* [Short exercise]: Give a verbatim quotation of every record.

* [Dataset extract]:

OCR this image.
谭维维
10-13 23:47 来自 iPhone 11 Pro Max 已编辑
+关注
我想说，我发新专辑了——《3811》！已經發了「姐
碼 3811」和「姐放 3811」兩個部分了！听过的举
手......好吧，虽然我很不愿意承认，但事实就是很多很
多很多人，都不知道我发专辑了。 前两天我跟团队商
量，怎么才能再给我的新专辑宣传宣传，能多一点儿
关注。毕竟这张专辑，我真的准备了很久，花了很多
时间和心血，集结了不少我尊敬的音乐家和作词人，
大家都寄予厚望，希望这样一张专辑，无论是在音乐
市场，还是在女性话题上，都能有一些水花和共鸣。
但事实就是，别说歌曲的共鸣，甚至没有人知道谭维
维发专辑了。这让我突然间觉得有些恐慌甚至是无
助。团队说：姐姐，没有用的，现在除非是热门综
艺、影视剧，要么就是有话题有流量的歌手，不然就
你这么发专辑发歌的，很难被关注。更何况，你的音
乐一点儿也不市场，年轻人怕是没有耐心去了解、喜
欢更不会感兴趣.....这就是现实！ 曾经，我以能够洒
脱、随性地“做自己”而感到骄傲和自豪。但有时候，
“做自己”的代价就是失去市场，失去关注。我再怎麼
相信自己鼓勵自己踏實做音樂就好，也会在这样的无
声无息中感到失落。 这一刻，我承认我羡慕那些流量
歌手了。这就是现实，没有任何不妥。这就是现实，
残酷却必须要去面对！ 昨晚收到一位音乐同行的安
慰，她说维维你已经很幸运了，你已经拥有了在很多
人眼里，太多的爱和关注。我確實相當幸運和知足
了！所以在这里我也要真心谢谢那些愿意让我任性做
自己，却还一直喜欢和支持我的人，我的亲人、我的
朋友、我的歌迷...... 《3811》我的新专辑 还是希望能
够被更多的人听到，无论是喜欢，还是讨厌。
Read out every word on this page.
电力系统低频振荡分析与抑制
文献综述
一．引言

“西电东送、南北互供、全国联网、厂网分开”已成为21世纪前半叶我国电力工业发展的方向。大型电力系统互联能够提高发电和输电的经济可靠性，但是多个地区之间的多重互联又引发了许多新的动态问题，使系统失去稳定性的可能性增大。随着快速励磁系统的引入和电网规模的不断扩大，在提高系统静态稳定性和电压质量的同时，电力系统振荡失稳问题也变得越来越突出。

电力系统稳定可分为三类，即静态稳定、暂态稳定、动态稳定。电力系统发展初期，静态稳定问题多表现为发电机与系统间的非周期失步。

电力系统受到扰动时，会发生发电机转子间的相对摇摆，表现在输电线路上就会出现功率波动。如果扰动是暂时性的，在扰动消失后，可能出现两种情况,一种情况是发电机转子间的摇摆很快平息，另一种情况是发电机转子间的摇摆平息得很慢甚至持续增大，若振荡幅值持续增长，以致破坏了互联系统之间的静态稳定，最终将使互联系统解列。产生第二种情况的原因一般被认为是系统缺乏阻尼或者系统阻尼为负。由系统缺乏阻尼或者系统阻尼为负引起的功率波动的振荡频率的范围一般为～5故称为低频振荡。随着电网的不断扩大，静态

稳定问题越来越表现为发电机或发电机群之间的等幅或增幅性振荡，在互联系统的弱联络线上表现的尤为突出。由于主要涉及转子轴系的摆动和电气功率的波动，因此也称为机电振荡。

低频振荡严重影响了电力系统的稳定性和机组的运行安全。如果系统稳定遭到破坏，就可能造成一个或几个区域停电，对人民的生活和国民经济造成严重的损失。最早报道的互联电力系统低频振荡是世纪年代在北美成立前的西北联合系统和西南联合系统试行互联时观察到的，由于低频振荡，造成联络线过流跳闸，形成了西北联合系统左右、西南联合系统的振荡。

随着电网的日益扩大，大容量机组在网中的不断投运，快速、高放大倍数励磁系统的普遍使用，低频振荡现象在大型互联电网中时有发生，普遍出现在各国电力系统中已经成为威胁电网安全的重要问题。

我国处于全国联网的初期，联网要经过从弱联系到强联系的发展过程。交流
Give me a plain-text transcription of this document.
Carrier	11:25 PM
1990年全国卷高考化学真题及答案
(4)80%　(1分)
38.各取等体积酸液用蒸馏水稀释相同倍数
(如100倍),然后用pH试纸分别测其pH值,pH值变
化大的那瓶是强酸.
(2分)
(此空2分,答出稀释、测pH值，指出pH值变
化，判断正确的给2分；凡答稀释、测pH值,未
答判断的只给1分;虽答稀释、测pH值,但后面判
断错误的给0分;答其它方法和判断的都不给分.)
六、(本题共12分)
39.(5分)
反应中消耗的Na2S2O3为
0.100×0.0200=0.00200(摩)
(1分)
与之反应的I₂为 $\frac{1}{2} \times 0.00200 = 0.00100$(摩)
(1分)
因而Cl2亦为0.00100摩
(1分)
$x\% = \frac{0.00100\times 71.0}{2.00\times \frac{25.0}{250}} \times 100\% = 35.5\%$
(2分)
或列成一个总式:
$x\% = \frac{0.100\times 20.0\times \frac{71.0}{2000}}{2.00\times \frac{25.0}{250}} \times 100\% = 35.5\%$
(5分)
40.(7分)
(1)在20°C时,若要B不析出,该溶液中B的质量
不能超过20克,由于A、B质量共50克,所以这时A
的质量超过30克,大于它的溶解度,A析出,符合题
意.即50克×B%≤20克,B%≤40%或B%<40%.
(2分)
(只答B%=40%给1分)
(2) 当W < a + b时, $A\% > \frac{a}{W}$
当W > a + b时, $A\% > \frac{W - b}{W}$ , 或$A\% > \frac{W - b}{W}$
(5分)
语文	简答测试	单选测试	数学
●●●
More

* [Task response]:
OCR this image.
谭维维
10-13 23:47 来自 iPhone 11 Pro Max 已编辑
+关注
我想说，我发新专辑了——《3811》！已經發了「姐
碼 3811」和「姐放 3811」兩個部分了！听过的举
手......好吧，虽然我很不愿意承认，但事实就是很多很
多很多人，都不知道我发专辑了。 前两天我跟团队商
量，怎么才能再给我的新专辑宣传宣传，能多一点儿
关注。毕竟这张专辑，我真的准备了很久，花了很多
时间和心血，集结了不少我尊敬的音乐家和作词人，
大家都寄予厚望，希望这样一张专辑，无论是在音乐
市场，还是在女性话题上，都能有一些水花和共鸣。
但事实就是，别说歌曲的共鸣，甚至没有人知道谭维
维发专辑了。这让我突然间觉得有些恐慌甚至是无
助。团队说：姐姐，没有用的，现在除非是热门综
艺、影视剧，要么就是有话题有流量的歌手，不然就
你这么发专辑发歌的，很难被关注。更何况，你的音
乐一点儿也不市场，年轻人怕是没有耐心去了解、喜
欢更不会感兴趣.....这就是现实！ 曾经，我以能够洒
脱、随性地“做自己”而感到骄傲和自豪。但有时候，
“做自己”的代价就是失去市场，失去关注。我再怎麼
相信自己鼓勵自己踏實做音樂就好，也会在这样的无
声无息中感到失落。 这一刻，我承认我羡慕那些流量
歌手了。这就是现实，没有任何不妥。这就是现实，
残酷却必须要去面对！ 昨晚收到一位音乐同行的安
慰，她说维维你已经很幸运了，你已经拥有了在很多
人眼里，太多的爱和关注。我確實相當幸運和知足
了！所以在这里我也要真心谢谢那些愿意让我任性做
自己，却还一直喜欢和支持我的人，我的亲人、我的
朋友、我的歌迷...... 《3811》我的新专辑 还是希望能
够被更多的人听到，无论是喜欢，还是讨厌。
Read out every word on this page.
电力系统低频振荡分析与抑制
文献综述
一．引言

“西电东送、南北互供、全国联网、厂网分开”已成为21世纪前半叶我国电力工业发展的方向。大型电力系统互联能够提高发电和输电的经济可靠性，但是多个地区之间的多重互联又引发了许多新的动态问题，使系统失去稳定性的可能性增大。随着快速励磁系统的引入和电网规模的不断扩大，在提高系统静态稳定性和电压质量的同时，电力系统振荡失稳问题也变得越来越突出。

电力系统稳定可分为三类，即静态稳定、暂态稳定、动态稳定。电力系统发展初期，静态稳定问题多表现为发电机与系统间的非周期失步。

电力系统受到扰动时，会发生发电机转子间的相对摇摆，表现在输电线路上就会出现功率波动。如果扰动是暂时性的，在扰动消失后，可能出现两种情况,一种情况是发电机转子间的摇摆很快平息，另一种情况是发电机转子间的摇摆平息得很慢甚至持续增大，若振荡幅值持续增长，以致破坏了互联系统之间的静态稳定，最终将使互联系统解列。产生第二种情况的原因一般被认为是系统缺乏阻尼或者系统阻尼为负。由系统缺乏阻尼或者系统阻尼为负引起的功率波动的振荡频率的范围一般为～5故称为低频振荡。随着电网的不断扩大，静态

稳定问题越来越表现为发电机或发电机群之间的等幅或增幅性振荡，在互联系统的弱联络线上表现的尤为突出。由于主要涉及转子轴系的摆动和电气功率的波动，因此也称为机电振荡。

低频振荡严重影响了电力系统的稳定性和机组的运行安全。如果系统稳定遭到破坏，就可能造成一个或几个区域停电，对人民的生活和国民经济造成严重的损失。最早报道的互联电力系统低频振荡是世纪年代在北美成立前的西北联合系统和西南联合系统试行互联时观察到的，由于低频振荡，造成联络线过流跳闸，形成了西北联合系统左右、西南联合系统的振荡。

随着电网的日益扩大，大容量机组在网中的不断投运，快速、高放大倍数励磁系统的普遍使用，低频振荡现象在大型互联电网中时有发生，普遍出现在各国电力系统中已经成为威胁电网安全的重要问题。

我国处于全国联网的初期，联网要经过从弱联系到强联系的发展过程。交流
Give me a plain-text transcription of this document.
Carrier	11:25 PM
1990年全国卷高考化学真题及答案
(4)80%　(1分)
38.各取等体积酸液用蒸馏水稀释相同倍数
(如100倍),然后用pH试纸分别测其pH值,pH值变
化大的那瓶是强酸.
(2分)
(此空2分,答出稀释、测pH值，指出pH值变
化，判断正确的给2分；凡答稀释、测pH值,未
答判断的只给1分;虽答稀释、测pH值,但后面判
断错误的给0分;答其它方法和判断的都不给分.)
六、(本题共12分)
39.(5分)
反应中消耗的Na2S2O3为
0.100×0.0200=0.00200(摩)
(1分)
与之反应的I₂为 $\frac{1}{2} \times 0.00200 = 0.00100$(摩)
(1分)
因而Cl2亦为0.00100摩
(1分)
$x\% = \frac{0.00100\times 71.0}{2.00\times \frac{25.0}{250}} \times 100\% = 35.5\%$
(2分)
或列成一个总式:
$x\% = \frac{0.100\times 20.0\times \frac{71.0}{2000}}{2.00\times \frac{25.0}{250}} \times 100\% = 35.5\%$
(5分)
40.(7分)
(1)在20°C时,若要B不析出,该溶液中B的质量
不能超过20克,由于A、B质量共50克,所以这时A
的质量超过30克,大于它的溶解度,A析出,符合题
意.即50克×B%≤20克,B%≤40%或B%<40%.
(2分)
(只答B%=40%给1分)
(2) 当W < a + b时, $A\% > \frac{a}{W}$
当W > a + b时, $A\% > \frac{W - b}{W}$ , 或$A\% > \frac{W - b}{W}$
(5分)
语文	简答测试	单选测试	数学
●●●
More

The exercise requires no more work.